_Dataset records_.
-*-*-

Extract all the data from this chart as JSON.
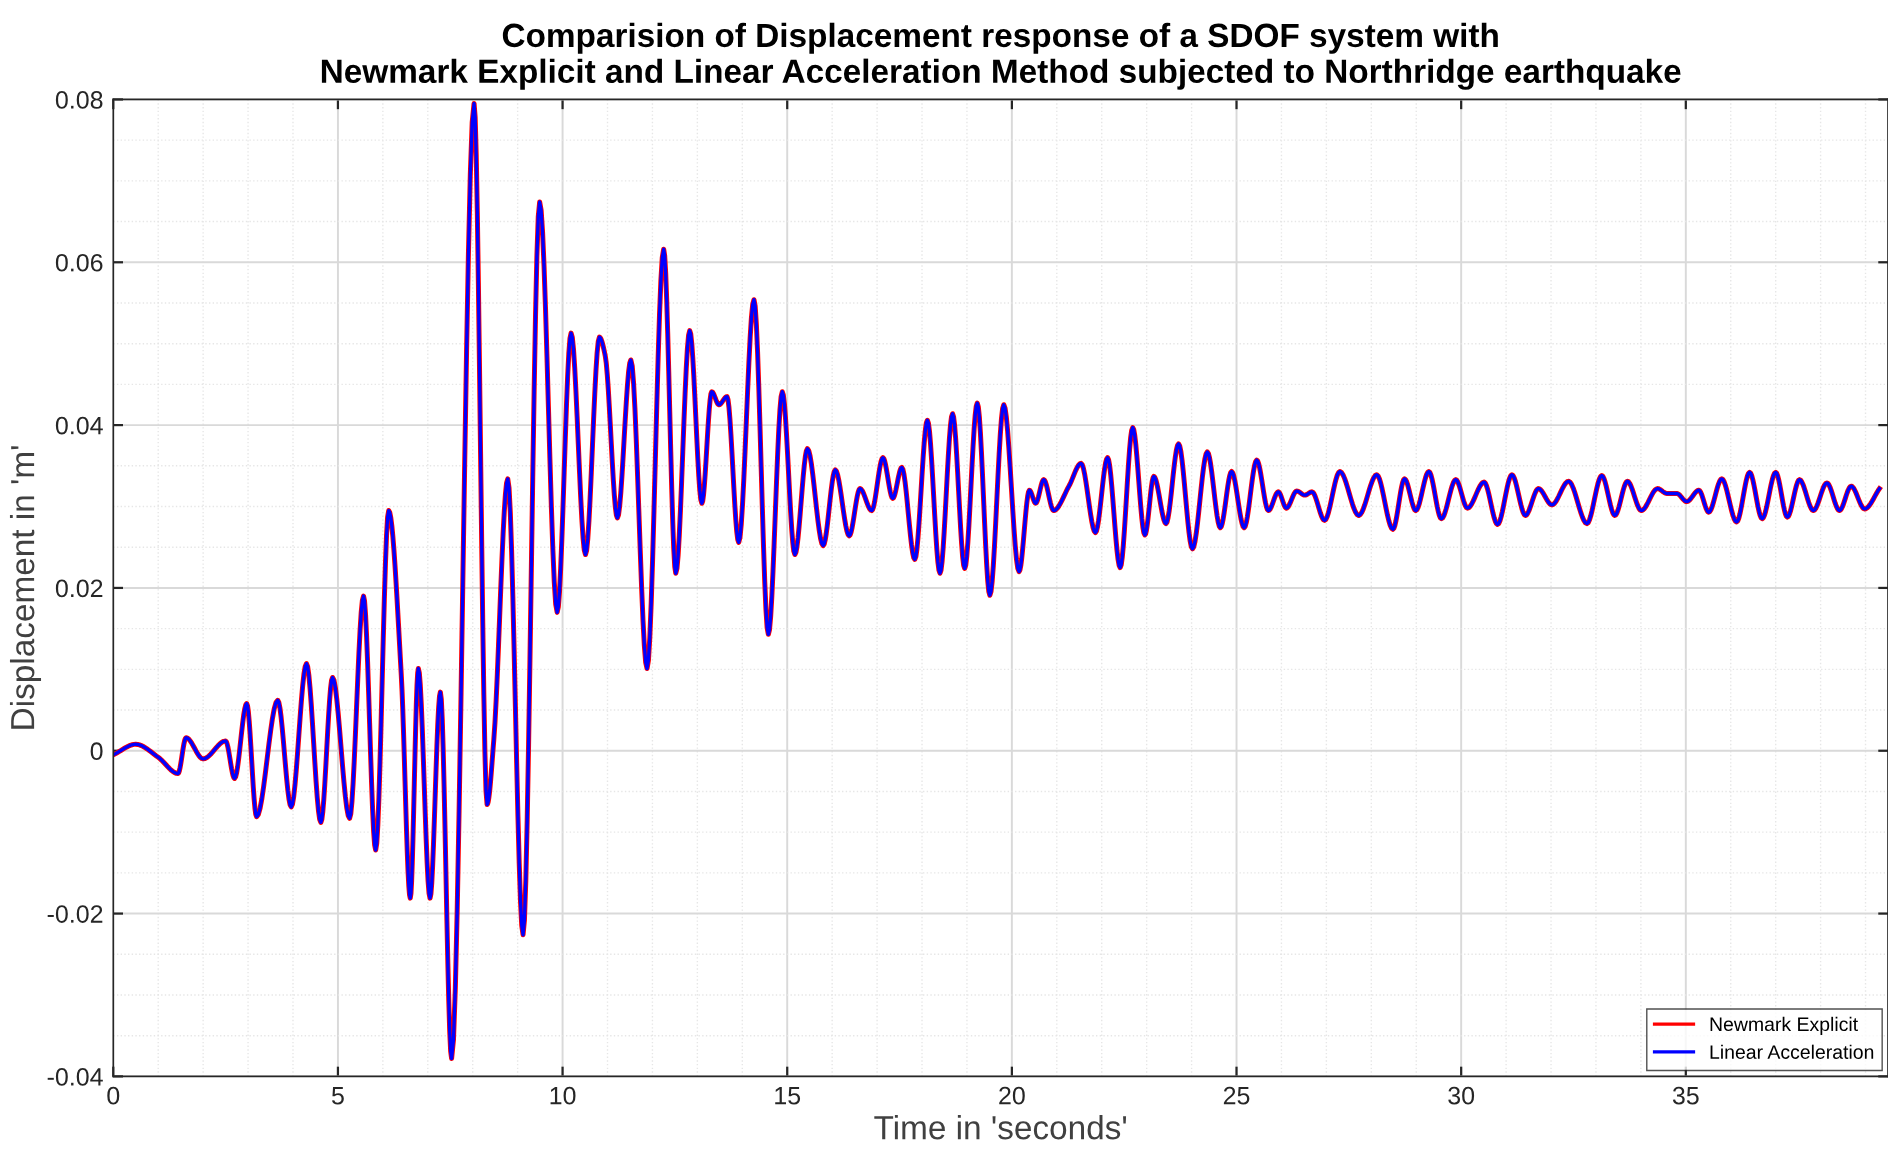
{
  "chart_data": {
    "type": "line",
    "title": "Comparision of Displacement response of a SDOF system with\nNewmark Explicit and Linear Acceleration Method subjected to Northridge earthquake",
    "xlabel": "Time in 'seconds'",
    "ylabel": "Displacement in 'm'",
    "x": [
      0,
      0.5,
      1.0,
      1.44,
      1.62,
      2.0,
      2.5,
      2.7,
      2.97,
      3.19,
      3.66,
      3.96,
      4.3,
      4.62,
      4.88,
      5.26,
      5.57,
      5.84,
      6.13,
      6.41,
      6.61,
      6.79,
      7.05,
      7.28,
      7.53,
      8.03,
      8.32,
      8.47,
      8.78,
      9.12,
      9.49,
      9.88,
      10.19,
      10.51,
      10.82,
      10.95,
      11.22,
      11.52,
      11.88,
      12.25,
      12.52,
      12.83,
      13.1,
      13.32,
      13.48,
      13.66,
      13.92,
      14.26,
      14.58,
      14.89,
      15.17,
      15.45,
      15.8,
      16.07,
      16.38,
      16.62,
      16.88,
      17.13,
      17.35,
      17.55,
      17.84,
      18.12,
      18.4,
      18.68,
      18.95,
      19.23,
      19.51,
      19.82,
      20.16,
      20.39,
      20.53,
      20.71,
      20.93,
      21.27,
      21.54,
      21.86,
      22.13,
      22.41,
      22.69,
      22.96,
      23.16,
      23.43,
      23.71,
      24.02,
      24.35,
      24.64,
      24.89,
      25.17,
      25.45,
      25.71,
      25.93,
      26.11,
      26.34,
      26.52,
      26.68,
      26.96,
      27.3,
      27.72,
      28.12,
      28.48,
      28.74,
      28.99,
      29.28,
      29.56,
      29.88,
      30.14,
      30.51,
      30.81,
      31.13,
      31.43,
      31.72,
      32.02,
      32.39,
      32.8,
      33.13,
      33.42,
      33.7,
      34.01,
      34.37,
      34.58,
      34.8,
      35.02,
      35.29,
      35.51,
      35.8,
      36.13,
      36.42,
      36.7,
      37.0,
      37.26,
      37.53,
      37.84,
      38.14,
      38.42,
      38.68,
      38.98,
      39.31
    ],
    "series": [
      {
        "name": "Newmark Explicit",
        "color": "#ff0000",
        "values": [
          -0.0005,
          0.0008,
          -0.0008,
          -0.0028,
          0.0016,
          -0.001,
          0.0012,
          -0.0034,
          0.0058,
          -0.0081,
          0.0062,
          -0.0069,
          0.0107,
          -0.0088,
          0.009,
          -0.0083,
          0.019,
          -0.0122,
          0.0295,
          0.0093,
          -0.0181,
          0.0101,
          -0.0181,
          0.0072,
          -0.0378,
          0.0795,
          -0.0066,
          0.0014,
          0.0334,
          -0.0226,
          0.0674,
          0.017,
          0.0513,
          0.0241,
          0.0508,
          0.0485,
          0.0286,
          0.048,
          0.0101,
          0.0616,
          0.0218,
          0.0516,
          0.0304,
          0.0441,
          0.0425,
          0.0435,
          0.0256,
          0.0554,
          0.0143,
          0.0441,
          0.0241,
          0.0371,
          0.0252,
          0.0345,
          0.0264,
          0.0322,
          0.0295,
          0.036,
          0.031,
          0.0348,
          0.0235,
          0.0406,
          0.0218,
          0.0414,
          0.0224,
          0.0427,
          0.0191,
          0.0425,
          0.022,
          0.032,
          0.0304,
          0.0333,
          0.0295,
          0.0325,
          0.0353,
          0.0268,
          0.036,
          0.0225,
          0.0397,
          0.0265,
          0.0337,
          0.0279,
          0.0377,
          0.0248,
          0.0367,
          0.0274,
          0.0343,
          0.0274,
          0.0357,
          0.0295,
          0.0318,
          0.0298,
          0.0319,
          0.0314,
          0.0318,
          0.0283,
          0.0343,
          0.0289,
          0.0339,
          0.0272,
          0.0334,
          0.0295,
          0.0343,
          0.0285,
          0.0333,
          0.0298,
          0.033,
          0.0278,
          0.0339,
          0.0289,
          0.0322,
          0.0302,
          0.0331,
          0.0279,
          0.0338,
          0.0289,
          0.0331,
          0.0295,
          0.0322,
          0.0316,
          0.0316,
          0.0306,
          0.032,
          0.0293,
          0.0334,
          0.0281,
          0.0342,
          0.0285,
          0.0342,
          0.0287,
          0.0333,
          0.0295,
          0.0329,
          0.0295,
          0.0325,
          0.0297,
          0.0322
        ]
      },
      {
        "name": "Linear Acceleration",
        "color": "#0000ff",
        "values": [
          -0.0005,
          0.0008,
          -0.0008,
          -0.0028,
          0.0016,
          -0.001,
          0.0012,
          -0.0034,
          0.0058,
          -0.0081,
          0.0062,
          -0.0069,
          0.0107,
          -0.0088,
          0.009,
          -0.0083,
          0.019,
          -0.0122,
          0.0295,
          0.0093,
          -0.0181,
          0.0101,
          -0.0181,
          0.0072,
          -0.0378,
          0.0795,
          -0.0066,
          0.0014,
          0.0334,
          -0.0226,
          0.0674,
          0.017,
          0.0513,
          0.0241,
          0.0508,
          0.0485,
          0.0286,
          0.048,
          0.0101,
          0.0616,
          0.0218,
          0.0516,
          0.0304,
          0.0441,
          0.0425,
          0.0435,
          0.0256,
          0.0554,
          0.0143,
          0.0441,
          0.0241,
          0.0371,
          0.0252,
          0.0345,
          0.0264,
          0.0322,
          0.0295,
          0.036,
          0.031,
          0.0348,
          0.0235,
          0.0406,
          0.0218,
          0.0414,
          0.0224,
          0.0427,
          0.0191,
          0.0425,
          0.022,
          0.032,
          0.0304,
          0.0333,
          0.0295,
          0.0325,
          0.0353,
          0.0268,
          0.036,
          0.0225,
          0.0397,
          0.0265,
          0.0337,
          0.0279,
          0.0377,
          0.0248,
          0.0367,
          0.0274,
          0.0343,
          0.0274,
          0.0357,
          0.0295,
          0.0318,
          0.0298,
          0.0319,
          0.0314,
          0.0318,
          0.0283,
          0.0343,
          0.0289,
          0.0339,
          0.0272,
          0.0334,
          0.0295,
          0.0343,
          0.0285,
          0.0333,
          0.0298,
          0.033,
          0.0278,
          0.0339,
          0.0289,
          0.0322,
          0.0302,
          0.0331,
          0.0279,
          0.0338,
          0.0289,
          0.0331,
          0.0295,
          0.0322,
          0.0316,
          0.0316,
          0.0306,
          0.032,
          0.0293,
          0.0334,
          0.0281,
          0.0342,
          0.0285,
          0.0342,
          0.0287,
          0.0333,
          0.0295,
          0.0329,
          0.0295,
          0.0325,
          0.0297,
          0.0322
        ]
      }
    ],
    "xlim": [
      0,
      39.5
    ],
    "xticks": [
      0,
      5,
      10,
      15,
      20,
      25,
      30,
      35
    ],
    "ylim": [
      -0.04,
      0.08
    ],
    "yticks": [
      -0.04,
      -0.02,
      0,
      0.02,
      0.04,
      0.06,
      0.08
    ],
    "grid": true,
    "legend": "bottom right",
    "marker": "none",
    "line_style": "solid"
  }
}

-*-*-

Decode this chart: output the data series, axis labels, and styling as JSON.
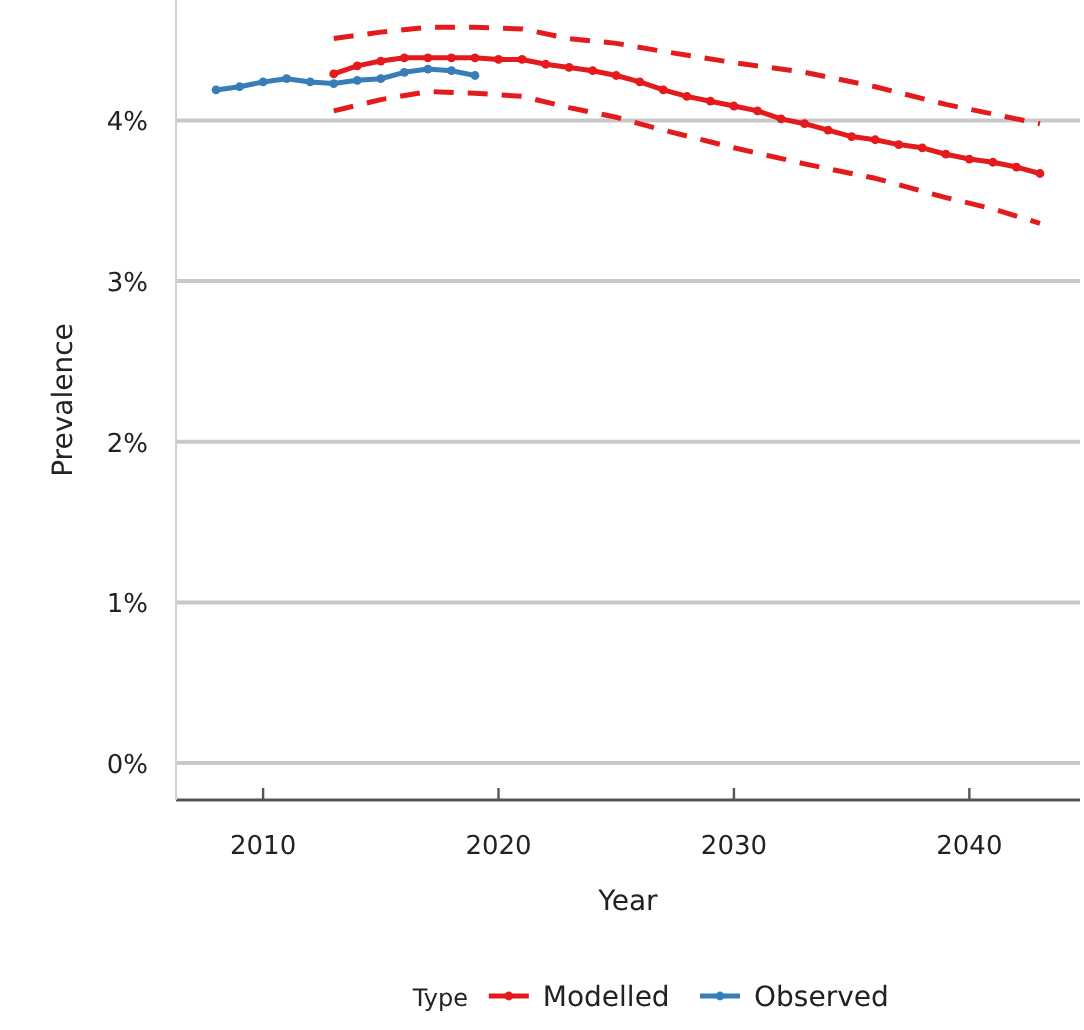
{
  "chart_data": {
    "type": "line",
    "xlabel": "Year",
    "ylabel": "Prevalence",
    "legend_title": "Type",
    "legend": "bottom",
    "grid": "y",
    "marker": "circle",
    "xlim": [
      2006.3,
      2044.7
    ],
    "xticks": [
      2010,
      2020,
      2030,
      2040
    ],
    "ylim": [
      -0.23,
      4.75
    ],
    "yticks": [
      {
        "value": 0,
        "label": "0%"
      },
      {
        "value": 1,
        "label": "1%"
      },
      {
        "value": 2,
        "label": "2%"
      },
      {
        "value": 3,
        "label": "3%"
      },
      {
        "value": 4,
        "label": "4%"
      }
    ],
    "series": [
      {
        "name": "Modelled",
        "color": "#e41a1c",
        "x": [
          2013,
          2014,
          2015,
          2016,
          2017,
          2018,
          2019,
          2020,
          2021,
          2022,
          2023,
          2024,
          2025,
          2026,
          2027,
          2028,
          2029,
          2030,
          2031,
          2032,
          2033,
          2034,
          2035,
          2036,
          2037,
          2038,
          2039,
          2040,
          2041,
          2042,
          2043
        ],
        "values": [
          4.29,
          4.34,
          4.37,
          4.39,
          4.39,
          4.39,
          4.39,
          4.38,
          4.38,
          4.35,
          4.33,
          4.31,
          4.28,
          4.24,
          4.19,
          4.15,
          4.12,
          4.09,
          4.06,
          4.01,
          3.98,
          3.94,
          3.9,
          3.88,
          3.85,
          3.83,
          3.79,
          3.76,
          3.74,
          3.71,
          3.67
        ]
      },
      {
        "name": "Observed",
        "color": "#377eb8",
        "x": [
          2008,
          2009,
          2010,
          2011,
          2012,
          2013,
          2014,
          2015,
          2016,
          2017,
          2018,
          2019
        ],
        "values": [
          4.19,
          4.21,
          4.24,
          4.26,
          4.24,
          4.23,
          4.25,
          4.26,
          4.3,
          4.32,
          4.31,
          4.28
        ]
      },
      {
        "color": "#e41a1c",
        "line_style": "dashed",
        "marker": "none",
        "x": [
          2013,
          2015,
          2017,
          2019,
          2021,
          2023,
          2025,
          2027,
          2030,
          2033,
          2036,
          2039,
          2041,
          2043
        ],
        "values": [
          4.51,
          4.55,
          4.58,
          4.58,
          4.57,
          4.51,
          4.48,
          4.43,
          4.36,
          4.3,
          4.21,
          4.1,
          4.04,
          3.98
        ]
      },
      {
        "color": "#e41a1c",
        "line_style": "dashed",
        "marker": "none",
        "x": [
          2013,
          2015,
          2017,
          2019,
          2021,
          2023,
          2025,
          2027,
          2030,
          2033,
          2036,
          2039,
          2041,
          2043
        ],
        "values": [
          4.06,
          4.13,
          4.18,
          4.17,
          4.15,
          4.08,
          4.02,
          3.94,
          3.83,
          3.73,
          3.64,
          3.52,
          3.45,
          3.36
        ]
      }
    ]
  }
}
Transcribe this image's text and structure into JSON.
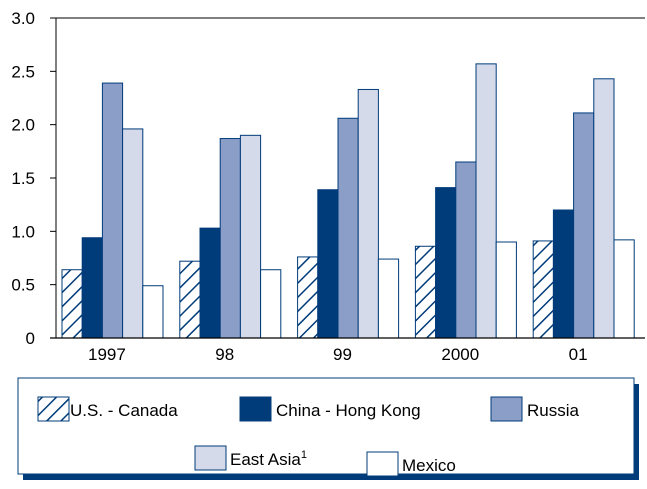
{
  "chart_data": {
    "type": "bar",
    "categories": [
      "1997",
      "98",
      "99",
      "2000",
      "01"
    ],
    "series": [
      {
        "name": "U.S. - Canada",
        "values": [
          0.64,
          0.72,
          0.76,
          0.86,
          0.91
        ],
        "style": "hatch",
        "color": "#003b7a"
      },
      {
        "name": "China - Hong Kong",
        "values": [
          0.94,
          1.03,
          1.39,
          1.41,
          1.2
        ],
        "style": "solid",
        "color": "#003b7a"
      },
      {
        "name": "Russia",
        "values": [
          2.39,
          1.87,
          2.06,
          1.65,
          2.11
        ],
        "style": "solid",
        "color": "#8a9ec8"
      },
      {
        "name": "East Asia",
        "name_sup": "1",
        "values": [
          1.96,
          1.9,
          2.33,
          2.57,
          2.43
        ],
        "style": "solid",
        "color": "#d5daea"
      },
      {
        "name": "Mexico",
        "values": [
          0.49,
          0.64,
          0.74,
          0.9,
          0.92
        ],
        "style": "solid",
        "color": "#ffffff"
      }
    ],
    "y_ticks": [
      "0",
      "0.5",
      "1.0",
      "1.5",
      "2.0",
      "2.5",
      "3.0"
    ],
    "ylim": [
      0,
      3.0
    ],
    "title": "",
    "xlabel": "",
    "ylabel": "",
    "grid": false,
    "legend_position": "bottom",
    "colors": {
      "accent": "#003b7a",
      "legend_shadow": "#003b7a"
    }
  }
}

-*-*-

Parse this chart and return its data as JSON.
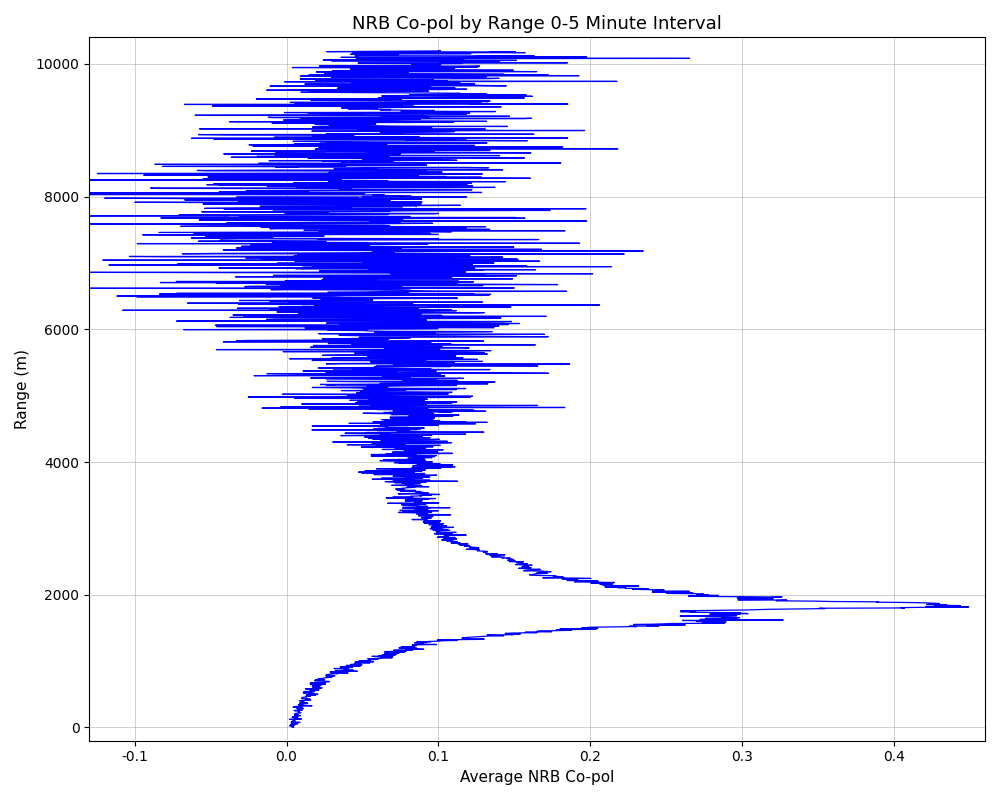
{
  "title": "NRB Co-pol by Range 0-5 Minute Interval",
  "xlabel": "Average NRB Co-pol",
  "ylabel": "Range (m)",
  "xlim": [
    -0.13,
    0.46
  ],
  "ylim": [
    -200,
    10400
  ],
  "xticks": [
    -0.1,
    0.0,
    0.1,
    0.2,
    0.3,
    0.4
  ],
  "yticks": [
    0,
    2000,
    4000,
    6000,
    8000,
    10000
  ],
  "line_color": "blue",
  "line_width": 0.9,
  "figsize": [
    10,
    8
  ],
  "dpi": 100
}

-*-*-

_Required work_. Which lines contain the word "Linear"? Return each of them.

_Exercise result_.
    "title": "Comparision of Displacement response of a SDOF system with\nNewmark Explicit and Linear Acceleration Method subjected to Northridge earthquake",
        "name": "Linear Acceleration",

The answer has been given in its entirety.